▸ **Data lines**
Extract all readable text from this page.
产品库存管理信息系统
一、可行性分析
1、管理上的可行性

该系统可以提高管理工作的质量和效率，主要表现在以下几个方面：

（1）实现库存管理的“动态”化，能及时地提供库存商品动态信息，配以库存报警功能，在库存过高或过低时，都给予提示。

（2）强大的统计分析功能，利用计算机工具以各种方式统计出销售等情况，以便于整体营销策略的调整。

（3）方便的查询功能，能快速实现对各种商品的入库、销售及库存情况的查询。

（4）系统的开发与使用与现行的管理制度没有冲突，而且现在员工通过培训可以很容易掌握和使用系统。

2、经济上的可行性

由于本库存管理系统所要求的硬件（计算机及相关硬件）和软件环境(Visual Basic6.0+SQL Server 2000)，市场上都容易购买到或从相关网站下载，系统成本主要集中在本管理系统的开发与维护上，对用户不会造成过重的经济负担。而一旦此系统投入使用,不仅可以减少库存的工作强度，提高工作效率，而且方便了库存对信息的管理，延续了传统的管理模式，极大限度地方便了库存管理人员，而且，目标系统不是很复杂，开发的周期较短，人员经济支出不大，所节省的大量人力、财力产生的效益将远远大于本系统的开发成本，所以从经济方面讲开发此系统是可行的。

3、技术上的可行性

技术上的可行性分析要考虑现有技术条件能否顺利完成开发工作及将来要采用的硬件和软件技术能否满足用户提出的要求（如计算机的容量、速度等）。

---

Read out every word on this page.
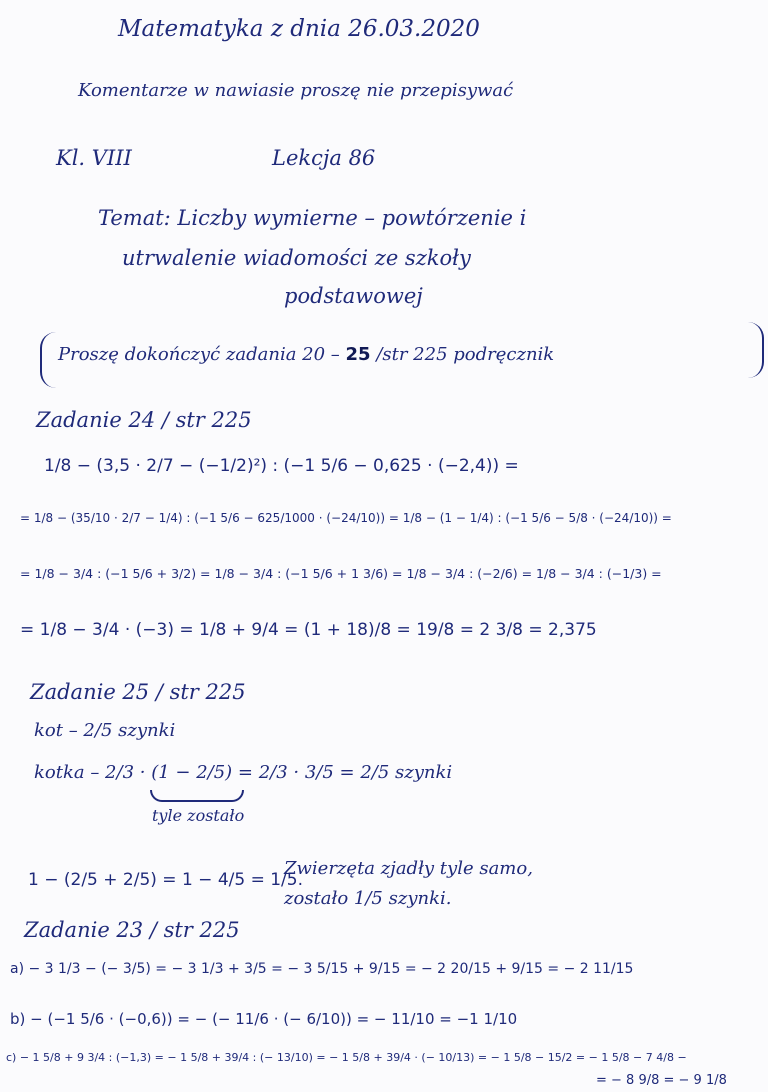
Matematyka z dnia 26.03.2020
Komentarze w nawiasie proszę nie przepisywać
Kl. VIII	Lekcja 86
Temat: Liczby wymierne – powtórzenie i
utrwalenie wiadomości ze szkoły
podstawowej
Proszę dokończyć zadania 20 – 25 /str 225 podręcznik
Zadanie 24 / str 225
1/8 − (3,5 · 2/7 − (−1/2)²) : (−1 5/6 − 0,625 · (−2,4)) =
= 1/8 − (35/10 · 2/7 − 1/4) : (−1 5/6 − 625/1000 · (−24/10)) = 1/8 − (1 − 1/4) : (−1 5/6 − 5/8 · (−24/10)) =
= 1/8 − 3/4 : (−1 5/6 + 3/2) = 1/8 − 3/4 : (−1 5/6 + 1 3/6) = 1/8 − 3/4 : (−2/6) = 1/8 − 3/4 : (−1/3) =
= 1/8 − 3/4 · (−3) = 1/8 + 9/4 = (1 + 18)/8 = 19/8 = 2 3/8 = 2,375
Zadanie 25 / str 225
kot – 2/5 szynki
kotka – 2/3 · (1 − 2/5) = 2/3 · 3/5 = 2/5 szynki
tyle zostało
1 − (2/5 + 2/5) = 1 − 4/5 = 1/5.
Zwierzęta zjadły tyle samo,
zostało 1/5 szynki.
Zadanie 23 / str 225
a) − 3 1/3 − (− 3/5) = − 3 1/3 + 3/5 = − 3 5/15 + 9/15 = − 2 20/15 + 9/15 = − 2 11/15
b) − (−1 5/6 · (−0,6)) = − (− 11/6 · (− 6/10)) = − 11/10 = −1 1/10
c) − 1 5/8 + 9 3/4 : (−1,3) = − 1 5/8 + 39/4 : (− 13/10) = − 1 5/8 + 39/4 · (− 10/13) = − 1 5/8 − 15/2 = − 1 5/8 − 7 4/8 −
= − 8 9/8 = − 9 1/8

▸ **What is asked**
Isolate each line of the listing above that includes "this". Copy it.

▸ **Response to the task**
Extract all readable text from this page.
Read out every word on this page.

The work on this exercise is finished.